PROMPT =
Restate each line of the listing exactly, without carrying over any pictures.

[Stored records]
*****

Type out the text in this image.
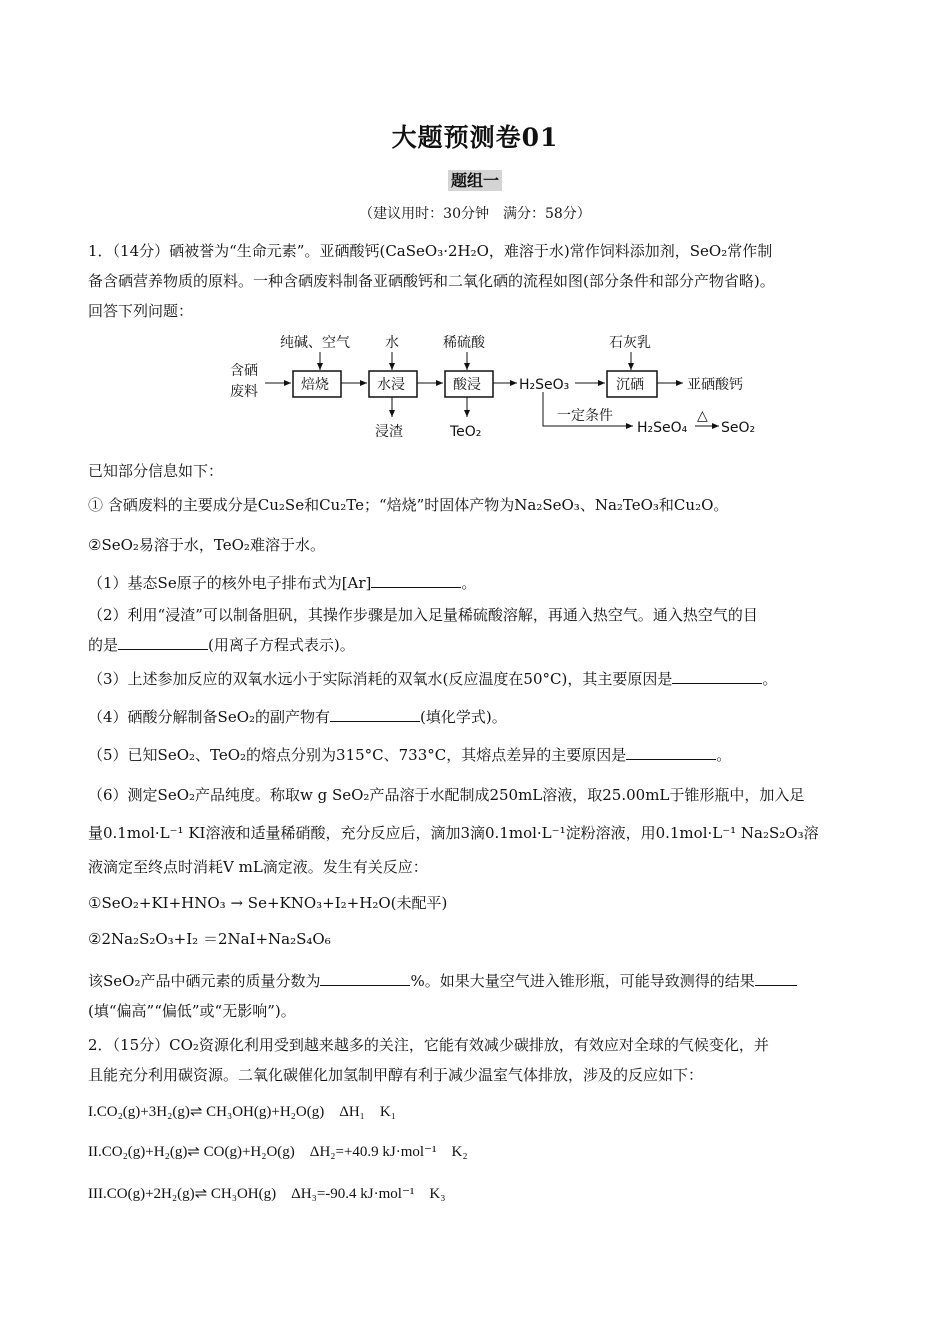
大题预测卷01
题组一
（建议用时：30分钟　满分：58分）
1．（14分）硒被誉为“生命元素”。亚硒酸钙(CaSeO₃·2H₂O，难溶于水)常作饲料添加剂，SeO₂常作制
备含硒营养物质的原料。一种含硒废料制备亚硒酸钙和二氧化硒的流程如图(部分条件和部分产物省略)。
回答下列问题：
含硒
废料
纯碱、空气
焙烧
水
水浸
浸渣
稀硫酸
酸浸
TeO₂
H₂SeO₃
石灰乳
沉硒	亚硒酸钙
一定条件
H₂SeO₄
△
SeO₂
已知部分信息如下：
① 含硒废料的主要成分是Cu₂Se和Cu₂Te；“焙烧”时固体产物为Na₂SeO₃、Na₂TeO₃和Cu₂O。
②SeO₂易溶于水，TeO₂难溶于水。
（1）基态Se原子的核外电子排布式为[Ar]	。
（2）利用“浸渣”可以制备胆矾，其操作步骤是加入足量稀硫酸溶解，再通入热空气。通入热空气的目
的是	(用离子方程式表示)。
（3）上述参加反应的双氧水远小于实际消耗的双氧水(反应温度在50°C)，其主要原因是	。
（4）硒酸分解制备SeO₂的副产物有	(填化学式)。
（5）已知SeO₂、TeO₂的熔点分别为315°C、733°C，其熔点差异的主要原因是	。
（6）测定SeO₂产品纯度。称取w g SeO₂产品溶于水配制成250mL溶液，取25.00mL于锥形瓶中，加入足
量0.1mol·L⁻¹ KI溶液和适量稀硝酸，充分反应后，滴加3滴0.1mol·L⁻¹淀粉溶液，用0.1mol·L⁻¹ Na₂S₂O₃溶
液滴定至终点时消耗V mL滴定液。发生有关反应：
①SeO₂+KI+HNO₃ → Se+KNO₃+I₂+H₂O(未配平)
②2Na₂S₂O₃+I₂ ＝2NaI+Na₂S₄O₆
该SeO₂产品中硒元素的质量分数为	%。如果大量空气进入锥形瓶，可能导致测得的结果
(填“偏高”“偏低”或“无影响”)。
2．（15分）CO₂资源化利用受到越来越多的关注，它能有效减少碳排放，有效应对全球的气候变化，并
且能充分利用碳资源。二氧化碳催化加氢制甲醇有利于减少温室气体排放，涉及的反应如下：
I.CO₂(g)+3H₂(g)⇌ CH₃OH(g)+H₂O(g)　ΔH₁　K₁
II.CO₂(g)+H₂(g)⇌ CO(g)+H₂O(g)　ΔH₂=+40.9 kJ·mol⁻¹　K₂
III.CO(g)+2H₂(g)⇌ CH₃OH(g)　ΔH₃=-90.4 kJ·mol⁻¹　K₃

*****

FULL ANSWER =
Type out the text in this image.
大题预测卷01
题组一
（建议用时：30分钟　满分：58分）
1．（14分）硒被誉为“生命元素”。亚硒酸钙(CaSeO₃·2H₂O，难溶于水)常作饲料添加剂，SeO₂常作制
备含硒营养物质的原料。一种含硒废料制备亚硒酸钙和二氧化硒的流程如图(部分条件和部分产物省略)。
回答下列问题：
含硒
废料
纯碱、空气
焙烧
水
水浸
浸渣
稀硫酸
酸浸
TeO₂
H₂SeO₃
石灰乳
沉硒	亚硒酸钙
一定条件
H₂SeO₄
△
SeO₂
已知部分信息如下：
① 含硒废料的主要成分是Cu₂Se和Cu₂Te；“焙烧”时固体产物为Na₂SeO₃、Na₂TeO₃和Cu₂O。
②SeO₂易溶于水，TeO₂难溶于水。
（1）基态Se原子的核外电子排布式为[Ar]	。
（2）利用“浸渣”可以制备胆矾，其操作步骤是加入足量稀硫酸溶解，再通入热空气。通入热空气的目
的是	(用离子方程式表示)。
（3）上述参加反应的双氧水远小于实际消耗的双氧水(反应温度在50°C)，其主要原因是	。
（4）硒酸分解制备SeO₂的副产物有	(填化学式)。
（5）已知SeO₂、TeO₂的熔点分别为315°C、733°C，其熔点差异的主要原因是	。
（6）测定SeO₂产品纯度。称取w g SeO₂产品溶于水配制成250mL溶液，取25.00mL于锥形瓶中，加入足
量0.1mol·L⁻¹ KI溶液和适量稀硝酸，充分反应后，滴加3滴0.1mol·L⁻¹淀粉溶液，用0.1mol·L⁻¹ Na₂S₂O₃溶
液滴定至终点时消耗V mL滴定液。发生有关反应：
①SeO₂+KI+HNO₃ → Se+KNO₃+I₂+H₂O(未配平)
②2Na₂S₂O₃+I₂ ＝2NaI+Na₂S₄O₆
该SeO₂产品中硒元素的质量分数为	%。如果大量空气进入锥形瓶，可能导致测得的结果
(填“偏高”“偏低”或“无影响”)。
2．（15分）CO₂资源化利用受到越来越多的关注，它能有效减少碳排放，有效应对全球的气候变化，并
且能充分利用碳资源。二氧化碳催化加氢制甲醇有利于减少温室气体排放，涉及的反应如下：
I.CO₂(g)+3H₂(g)⇌ CH₃OH(g)+H₂O(g)　ΔH₁　K₁
II.CO₂(g)+H₂(g)⇌ CO(g)+H₂O(g)　ΔH₂=+40.9 kJ·mol⁻¹　K₂
III.CO(g)+2H₂(g)⇌ CH₃OH(g)　ΔH₃=-90.4 kJ·mol⁻¹　K₃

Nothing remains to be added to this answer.